Page segmentation data:
::::::::
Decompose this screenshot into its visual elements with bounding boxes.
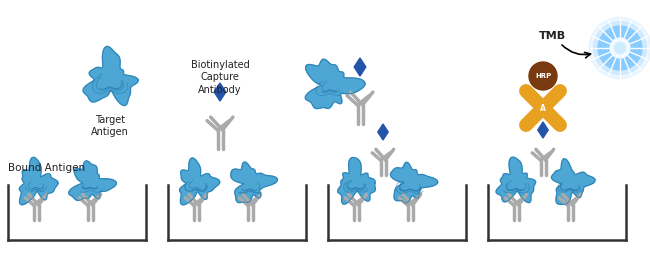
Polygon shape (179, 158, 220, 205)
Polygon shape (538, 122, 548, 138)
Polygon shape (496, 157, 536, 203)
Circle shape (593, 22, 646, 74)
Circle shape (614, 42, 625, 54)
Text: A: A (540, 103, 546, 113)
Polygon shape (354, 58, 366, 76)
Circle shape (589, 17, 650, 79)
Text: Bound Antigen: Bound Antigen (8, 163, 85, 173)
Polygon shape (83, 47, 138, 106)
Polygon shape (551, 159, 595, 204)
Text: Target
Antigen: Target Antigen (91, 115, 129, 137)
Circle shape (598, 26, 642, 70)
Polygon shape (391, 162, 437, 203)
Circle shape (610, 38, 630, 58)
Polygon shape (20, 157, 58, 205)
Polygon shape (378, 124, 388, 140)
Polygon shape (231, 162, 278, 203)
Polygon shape (69, 161, 116, 200)
Text: Biotinylated
Capture
Antibody: Biotinylated Capture Antibody (190, 60, 250, 95)
Polygon shape (338, 158, 376, 204)
Polygon shape (306, 59, 365, 109)
Text: TMB: TMB (538, 31, 566, 41)
Polygon shape (214, 83, 226, 101)
Circle shape (529, 62, 557, 90)
Text: HRP: HRP (535, 73, 551, 79)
::::::::
- [Work to complete] Reproduce all of the entries above word for word, but leave out their pictures.

- [Exercise output]
Decompose this screenshot into its visual elements with bounding boxes.
Polygon shape (179, 158, 220, 205)
Polygon shape (538, 122, 548, 138)
Polygon shape (496, 157, 536, 203)
Circle shape (593, 22, 646, 74)
Circle shape (614, 42, 625, 54)
Text: A: A (540, 103, 546, 113)
Polygon shape (354, 58, 366, 76)
Circle shape (589, 17, 650, 79)
Text: Bound Antigen: Bound Antigen (8, 163, 85, 173)
Polygon shape (83, 47, 138, 106)
Polygon shape (551, 159, 595, 204)
Text: Target
Antigen: Target Antigen (91, 115, 129, 137)
Circle shape (598, 26, 642, 70)
Polygon shape (391, 162, 437, 203)
Circle shape (610, 38, 630, 58)
Polygon shape (20, 157, 58, 205)
Polygon shape (378, 124, 388, 140)
Polygon shape (231, 162, 278, 203)
Polygon shape (69, 161, 116, 200)
Text: Biotinylated
Capture
Antibody: Biotinylated Capture Antibody (190, 60, 250, 95)
Polygon shape (338, 158, 376, 204)
Polygon shape (306, 59, 365, 109)
Text: TMB: TMB (538, 31, 566, 41)
Polygon shape (214, 83, 226, 101)
Circle shape (529, 62, 557, 90)
Text: HRP: HRP (535, 73, 551, 79)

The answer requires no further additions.